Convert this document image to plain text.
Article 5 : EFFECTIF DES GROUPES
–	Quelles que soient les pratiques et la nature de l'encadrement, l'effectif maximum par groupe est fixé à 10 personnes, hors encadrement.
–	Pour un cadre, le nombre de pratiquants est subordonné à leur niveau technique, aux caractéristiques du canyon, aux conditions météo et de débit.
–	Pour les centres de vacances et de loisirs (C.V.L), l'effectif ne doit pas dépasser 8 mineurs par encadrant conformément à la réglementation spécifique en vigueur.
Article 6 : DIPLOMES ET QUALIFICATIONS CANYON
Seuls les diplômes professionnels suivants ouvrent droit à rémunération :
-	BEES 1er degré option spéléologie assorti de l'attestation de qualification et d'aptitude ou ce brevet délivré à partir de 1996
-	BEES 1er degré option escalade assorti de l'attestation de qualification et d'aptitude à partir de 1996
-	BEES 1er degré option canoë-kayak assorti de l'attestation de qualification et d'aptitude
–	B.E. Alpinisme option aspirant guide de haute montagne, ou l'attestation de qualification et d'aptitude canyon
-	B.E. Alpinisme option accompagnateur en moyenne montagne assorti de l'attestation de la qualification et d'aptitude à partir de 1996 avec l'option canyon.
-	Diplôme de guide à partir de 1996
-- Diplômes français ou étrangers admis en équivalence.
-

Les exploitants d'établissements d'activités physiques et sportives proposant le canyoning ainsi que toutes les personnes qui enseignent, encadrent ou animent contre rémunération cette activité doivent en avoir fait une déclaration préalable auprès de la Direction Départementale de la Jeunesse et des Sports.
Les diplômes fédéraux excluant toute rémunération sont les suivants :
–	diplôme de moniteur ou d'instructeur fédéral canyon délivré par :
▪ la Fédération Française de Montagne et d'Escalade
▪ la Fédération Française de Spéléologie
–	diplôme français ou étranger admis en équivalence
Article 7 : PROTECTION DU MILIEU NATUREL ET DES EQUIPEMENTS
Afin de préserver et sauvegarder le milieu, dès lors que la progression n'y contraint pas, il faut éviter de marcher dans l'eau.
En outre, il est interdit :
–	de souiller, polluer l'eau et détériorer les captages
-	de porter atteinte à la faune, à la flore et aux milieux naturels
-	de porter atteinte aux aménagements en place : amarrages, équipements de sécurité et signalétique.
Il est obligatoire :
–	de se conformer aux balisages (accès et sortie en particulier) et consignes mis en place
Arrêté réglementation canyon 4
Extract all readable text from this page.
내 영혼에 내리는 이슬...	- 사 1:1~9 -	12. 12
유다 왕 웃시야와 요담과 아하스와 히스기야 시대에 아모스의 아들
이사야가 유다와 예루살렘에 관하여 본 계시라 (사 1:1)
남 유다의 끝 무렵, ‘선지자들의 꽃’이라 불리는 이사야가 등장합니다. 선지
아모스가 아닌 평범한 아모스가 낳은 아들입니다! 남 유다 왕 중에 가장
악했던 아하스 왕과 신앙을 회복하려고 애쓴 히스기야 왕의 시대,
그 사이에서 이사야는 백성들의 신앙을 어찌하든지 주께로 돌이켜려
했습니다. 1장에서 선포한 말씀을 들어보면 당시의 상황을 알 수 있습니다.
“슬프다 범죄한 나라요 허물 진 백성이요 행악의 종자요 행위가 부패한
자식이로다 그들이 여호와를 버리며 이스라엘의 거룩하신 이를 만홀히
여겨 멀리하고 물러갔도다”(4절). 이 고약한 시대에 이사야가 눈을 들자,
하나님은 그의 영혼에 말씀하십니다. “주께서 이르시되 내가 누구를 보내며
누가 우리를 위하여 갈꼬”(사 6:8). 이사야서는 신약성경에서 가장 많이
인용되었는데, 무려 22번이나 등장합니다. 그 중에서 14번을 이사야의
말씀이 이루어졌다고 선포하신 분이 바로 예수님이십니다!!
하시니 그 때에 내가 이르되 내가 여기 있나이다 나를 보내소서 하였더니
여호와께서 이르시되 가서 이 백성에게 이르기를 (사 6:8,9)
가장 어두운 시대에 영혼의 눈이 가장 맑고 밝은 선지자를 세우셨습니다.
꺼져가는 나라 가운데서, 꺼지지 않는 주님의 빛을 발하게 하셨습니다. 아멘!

——————————

■ TASK BRIEF:
From the data, pick out every line that includes "équivalence".

■ IN RESPONSE:
-- Diplômes français ou étrangers admis en équivalence.
–	diplôme français ou étranger admis en équivalence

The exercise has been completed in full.